__Selected passage__
>>
Please do consider that it is probably not worth
telling us anything under at least a week notice. Not
enough time to understand, then to translate, then for
people to react, then to translate again. If a patch
is so necessary that it can't wait a week, please
proceed without asking. Otherwise, please consider we
are maybe not in such a hurry that the other
wikipedians don't have time to maybe give their point
of view or just to be informed.
>Besides, intwiki-l is not for feature discussion (see
the list >description). wikitech-l is, and if feature
discussion concerns >wikipedia policies, it should be
copied/moved to wikipedia-l.
I am officially asking that the international
wikipedia list be discarded. It is useless, and
providing the false feeling to international people
that it is "their" list, and that they don't need to
register to the *main* *english* one. This is very
misleading. It would be better not to pretend things,
but to make them clear.
Please also make official wikipedia-l and wikitech-l
are the only lists that are worth considering as far
as general policies are concerned for similar reasons.
However, also realise that just doing so will prevent
international wikipedias to have any real involvement
in general policy matters. Today, in 5 hours, my mail
box received 85 messages. I do not feel fluent in
english enough to read all of them. I'll discard some
of them, hoping no essential issue for us was raised,
for I know nobody else will tell them.
>Notice that the above policy is not used by anyone
else either, >so I don't even see why you bring it
up.
So, if I follow you, not having other people follow
policies is enough reason for you not to follow them
enough ? If so, why are these policies still there ?
Let's discard them to.
>Members of the international Wikipedias that want to
take part >in feature discussions should subscribe to
wikitech-l and/or >wikipedia-l, if we spread this
stuff over three lists, we'll >never get anything
done.
Probably true. But, that is not what is widely
understood among "foreigners" though. Hence, I think I
am gonna remove international-l from our mailing list
page, let's be blunt and realistic. I already
understood quite many years ago that not understanding
english would just get me nowhere.
>What I can agree on is to send strings that need to
be >translated to intwiki-l before committing a
change, and to >wait a few days for translations to
come in, then to commit >the change together with the
translations. But if not all >translations come in
within a reasonable amount of time, they >will have
to be added later, meaning that the user interface
>will have some English in it until the translations
are
>submitted. If you check some of the international
Wikipedias, >you will notice that this is the case
for quite a few of them, >for features with which I
had nothing to do.
<<
__Set problem 1__
List every mailing list name ending in "-l" that appears in the passage.

__Stored records__
>>
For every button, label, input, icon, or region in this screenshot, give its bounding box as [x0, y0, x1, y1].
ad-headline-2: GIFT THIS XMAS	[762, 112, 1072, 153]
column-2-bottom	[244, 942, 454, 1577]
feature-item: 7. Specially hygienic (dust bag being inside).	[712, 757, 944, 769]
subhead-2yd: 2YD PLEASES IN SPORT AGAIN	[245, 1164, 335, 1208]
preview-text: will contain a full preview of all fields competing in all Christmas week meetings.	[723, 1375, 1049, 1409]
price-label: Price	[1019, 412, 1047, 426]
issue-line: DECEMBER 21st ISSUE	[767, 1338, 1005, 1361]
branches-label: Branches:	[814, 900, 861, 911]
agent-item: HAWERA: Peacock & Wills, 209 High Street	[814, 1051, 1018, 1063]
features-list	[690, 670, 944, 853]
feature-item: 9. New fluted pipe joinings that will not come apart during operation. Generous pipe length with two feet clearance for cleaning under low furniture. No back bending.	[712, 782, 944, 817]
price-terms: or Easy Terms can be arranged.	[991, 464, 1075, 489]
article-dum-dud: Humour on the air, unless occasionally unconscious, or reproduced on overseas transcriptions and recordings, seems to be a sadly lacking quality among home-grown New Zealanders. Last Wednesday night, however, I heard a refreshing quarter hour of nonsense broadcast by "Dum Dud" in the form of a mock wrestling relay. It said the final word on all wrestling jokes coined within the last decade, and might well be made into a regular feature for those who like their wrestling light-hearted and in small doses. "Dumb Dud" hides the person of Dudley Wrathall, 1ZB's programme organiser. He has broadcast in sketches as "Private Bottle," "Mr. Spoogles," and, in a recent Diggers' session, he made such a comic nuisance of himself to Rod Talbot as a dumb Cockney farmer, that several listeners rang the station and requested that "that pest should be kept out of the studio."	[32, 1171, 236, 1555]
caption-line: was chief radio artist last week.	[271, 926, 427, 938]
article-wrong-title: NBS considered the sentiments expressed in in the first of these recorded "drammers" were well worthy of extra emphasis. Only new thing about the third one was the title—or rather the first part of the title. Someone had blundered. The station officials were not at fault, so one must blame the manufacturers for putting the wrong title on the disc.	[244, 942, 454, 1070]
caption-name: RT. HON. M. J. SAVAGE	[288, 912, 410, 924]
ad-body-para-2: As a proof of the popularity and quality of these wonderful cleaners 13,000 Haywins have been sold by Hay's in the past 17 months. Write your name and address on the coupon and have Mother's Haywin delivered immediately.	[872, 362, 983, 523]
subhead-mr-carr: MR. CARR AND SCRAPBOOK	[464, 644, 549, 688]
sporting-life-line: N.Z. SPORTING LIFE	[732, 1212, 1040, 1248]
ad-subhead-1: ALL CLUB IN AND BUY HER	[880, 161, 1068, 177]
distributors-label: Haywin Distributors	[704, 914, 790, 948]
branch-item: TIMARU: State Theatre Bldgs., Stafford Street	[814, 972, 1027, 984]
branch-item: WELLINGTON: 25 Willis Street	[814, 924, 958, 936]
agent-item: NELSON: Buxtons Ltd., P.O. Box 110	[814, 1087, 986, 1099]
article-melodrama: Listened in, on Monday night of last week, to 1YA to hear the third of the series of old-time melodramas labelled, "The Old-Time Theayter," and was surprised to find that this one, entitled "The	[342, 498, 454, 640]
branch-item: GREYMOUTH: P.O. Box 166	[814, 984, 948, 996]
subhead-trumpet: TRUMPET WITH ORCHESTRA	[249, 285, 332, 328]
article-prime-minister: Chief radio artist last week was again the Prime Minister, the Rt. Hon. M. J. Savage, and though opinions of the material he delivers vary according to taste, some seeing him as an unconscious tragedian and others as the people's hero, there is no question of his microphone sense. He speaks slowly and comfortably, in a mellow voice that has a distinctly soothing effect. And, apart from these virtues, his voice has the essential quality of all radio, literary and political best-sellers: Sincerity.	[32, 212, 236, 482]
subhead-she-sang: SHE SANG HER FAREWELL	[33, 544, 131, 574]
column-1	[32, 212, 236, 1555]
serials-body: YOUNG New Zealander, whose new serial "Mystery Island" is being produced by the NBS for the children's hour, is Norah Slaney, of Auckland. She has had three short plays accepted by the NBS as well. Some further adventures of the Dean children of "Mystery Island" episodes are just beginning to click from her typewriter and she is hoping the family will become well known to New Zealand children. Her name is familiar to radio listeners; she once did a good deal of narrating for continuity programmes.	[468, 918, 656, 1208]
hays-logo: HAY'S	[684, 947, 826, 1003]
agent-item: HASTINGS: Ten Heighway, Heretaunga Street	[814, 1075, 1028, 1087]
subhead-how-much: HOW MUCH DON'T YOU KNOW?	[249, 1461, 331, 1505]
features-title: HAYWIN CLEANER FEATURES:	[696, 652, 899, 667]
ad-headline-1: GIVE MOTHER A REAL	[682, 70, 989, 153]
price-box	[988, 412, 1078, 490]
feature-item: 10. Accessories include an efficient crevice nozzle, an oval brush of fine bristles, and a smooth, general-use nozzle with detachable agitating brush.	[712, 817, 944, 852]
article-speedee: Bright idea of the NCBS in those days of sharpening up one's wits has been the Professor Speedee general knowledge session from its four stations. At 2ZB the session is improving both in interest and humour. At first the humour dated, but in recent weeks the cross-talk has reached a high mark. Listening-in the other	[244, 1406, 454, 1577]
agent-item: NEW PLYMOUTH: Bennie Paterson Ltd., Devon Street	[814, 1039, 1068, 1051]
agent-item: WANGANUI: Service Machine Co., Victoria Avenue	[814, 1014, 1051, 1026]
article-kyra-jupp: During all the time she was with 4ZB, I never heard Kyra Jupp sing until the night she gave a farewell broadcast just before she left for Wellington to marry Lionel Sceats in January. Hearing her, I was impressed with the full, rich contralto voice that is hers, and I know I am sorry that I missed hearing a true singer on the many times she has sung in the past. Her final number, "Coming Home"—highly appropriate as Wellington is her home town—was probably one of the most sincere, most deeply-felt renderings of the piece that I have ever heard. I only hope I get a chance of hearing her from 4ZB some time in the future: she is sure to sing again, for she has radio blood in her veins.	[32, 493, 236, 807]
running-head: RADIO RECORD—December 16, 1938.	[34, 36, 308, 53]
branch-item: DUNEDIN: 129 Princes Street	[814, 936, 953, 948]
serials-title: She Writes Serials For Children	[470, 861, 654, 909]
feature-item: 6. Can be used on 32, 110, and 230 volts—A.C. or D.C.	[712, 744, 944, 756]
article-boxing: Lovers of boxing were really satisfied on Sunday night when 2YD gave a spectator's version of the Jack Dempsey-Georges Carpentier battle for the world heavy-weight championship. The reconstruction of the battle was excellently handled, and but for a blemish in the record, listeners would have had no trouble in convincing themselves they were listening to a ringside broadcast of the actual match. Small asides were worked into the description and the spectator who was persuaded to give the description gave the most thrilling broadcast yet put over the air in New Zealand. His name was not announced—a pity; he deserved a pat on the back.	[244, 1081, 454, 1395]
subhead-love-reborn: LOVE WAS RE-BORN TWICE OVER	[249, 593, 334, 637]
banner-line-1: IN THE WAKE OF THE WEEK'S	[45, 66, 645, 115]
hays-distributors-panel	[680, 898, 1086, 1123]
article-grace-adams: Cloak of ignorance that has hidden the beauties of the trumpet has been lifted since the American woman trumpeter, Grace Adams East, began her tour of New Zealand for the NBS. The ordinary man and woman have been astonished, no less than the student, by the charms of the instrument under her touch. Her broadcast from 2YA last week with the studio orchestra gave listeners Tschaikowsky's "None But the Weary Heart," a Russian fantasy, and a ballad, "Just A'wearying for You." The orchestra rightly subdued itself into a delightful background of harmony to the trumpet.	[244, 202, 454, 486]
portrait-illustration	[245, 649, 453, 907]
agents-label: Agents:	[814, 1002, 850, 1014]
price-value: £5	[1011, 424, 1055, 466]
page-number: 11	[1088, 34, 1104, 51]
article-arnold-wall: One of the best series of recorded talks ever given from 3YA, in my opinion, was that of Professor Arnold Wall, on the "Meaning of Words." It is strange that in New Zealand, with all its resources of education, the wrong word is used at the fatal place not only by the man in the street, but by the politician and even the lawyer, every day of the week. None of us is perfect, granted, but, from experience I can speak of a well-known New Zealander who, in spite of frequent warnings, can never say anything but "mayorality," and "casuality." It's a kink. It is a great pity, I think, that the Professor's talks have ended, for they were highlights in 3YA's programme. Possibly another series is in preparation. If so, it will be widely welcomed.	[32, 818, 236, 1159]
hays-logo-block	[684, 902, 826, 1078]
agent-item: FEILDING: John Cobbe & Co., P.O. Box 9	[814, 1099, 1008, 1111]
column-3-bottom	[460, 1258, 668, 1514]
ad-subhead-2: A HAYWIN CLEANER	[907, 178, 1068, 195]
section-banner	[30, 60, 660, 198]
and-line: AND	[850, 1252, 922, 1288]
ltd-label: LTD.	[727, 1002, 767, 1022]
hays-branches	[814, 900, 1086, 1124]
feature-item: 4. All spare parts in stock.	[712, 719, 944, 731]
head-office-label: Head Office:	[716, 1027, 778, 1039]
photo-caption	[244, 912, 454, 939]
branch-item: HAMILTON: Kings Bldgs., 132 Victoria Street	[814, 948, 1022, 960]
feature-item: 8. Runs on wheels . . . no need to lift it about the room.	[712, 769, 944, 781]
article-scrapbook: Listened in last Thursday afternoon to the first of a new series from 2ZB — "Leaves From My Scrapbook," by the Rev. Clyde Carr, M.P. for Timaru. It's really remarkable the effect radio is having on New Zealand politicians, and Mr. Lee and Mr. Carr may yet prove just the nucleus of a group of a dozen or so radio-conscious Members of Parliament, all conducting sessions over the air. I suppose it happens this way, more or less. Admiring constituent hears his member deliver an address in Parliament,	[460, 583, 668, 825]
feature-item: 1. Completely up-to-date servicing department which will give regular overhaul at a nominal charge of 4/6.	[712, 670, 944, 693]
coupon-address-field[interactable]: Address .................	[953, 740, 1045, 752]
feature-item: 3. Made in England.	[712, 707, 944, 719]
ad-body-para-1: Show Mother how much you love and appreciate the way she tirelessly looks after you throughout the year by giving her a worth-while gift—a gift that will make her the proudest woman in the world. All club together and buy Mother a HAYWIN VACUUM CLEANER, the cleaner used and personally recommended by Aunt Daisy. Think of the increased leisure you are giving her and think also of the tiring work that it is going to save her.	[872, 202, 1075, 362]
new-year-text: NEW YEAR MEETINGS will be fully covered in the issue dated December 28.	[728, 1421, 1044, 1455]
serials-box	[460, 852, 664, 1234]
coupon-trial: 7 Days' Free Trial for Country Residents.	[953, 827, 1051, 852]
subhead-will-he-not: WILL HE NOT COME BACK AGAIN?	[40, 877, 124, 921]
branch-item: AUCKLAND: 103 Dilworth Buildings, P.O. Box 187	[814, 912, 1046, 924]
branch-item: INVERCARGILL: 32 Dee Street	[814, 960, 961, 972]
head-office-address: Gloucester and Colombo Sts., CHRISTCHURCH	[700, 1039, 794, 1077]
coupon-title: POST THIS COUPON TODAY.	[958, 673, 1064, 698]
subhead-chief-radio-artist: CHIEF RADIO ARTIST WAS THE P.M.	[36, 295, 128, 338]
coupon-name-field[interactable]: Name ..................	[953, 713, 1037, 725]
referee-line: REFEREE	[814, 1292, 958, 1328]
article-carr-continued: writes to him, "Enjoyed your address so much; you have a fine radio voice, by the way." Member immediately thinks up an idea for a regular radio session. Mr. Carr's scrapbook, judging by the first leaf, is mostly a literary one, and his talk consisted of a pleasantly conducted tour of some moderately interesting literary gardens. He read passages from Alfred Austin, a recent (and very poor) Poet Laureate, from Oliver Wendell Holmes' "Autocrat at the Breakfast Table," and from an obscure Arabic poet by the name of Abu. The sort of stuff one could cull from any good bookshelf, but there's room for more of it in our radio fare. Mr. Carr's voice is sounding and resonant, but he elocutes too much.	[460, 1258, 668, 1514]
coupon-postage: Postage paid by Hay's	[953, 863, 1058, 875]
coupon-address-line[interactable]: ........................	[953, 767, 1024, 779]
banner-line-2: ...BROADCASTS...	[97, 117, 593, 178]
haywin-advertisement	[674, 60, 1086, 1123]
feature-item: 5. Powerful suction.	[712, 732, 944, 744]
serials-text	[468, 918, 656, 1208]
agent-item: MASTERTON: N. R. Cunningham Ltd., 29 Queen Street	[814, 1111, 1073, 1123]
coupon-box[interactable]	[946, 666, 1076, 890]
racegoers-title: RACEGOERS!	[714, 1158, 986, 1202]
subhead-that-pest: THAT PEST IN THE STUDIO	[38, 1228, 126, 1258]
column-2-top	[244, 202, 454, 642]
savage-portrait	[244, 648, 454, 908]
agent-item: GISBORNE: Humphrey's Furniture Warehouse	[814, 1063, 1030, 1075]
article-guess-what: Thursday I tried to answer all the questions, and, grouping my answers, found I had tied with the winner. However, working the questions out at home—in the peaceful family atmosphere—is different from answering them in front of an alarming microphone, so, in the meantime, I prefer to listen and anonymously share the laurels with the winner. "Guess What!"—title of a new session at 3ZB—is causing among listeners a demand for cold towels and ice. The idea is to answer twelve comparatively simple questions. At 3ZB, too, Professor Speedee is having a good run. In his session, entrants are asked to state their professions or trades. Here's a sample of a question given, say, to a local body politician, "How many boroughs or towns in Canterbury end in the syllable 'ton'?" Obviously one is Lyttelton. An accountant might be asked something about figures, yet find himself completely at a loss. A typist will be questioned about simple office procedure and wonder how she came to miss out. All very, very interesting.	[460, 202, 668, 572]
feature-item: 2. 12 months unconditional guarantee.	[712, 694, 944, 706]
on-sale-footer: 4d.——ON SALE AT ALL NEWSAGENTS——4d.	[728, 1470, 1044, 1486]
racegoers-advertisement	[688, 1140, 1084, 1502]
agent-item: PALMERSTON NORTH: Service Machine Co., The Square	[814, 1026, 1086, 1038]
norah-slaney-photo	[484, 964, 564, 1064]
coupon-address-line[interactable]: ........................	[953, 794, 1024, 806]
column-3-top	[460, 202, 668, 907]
<<
__Set problem 2__
Rewrite the records from their first line through the line containing "670, 944, 853]", both lines included, and replace "hygienic" with "sanitary". Leave everything else unchanged.

__Final result 1__
intwiki-l, wikitech-l, wikipedia-l, international-l

__Final result 2__
For every button, label, input, icon, or region in this screenshot, give its bounding box as [x0, y0, x1, y1].
ad-headline-2: GIFT THIS XMAS	[762, 112, 1072, 153]
column-2-bottom	[244, 942, 454, 1577]
feature-item: 7. Specially sanitary (dust bag being inside).	[712, 757, 944, 769]
subhead-2yd: 2YD PLEASES IN SPORT AGAIN	[245, 1164, 335, 1208]
preview-text: will contain a full preview of all fields competing in all Christmas week meetings.	[723, 1375, 1049, 1409]
price-label: Price	[1019, 412, 1047, 426]
issue-line: DECEMBER 21st ISSUE	[767, 1338, 1005, 1361]
branches-label: Branches:	[814, 900, 861, 911]
agent-item: HAWERA: Peacock & Wills, 209 High Street	[814, 1051, 1018, 1063]
features-list	[690, 670, 944, 853]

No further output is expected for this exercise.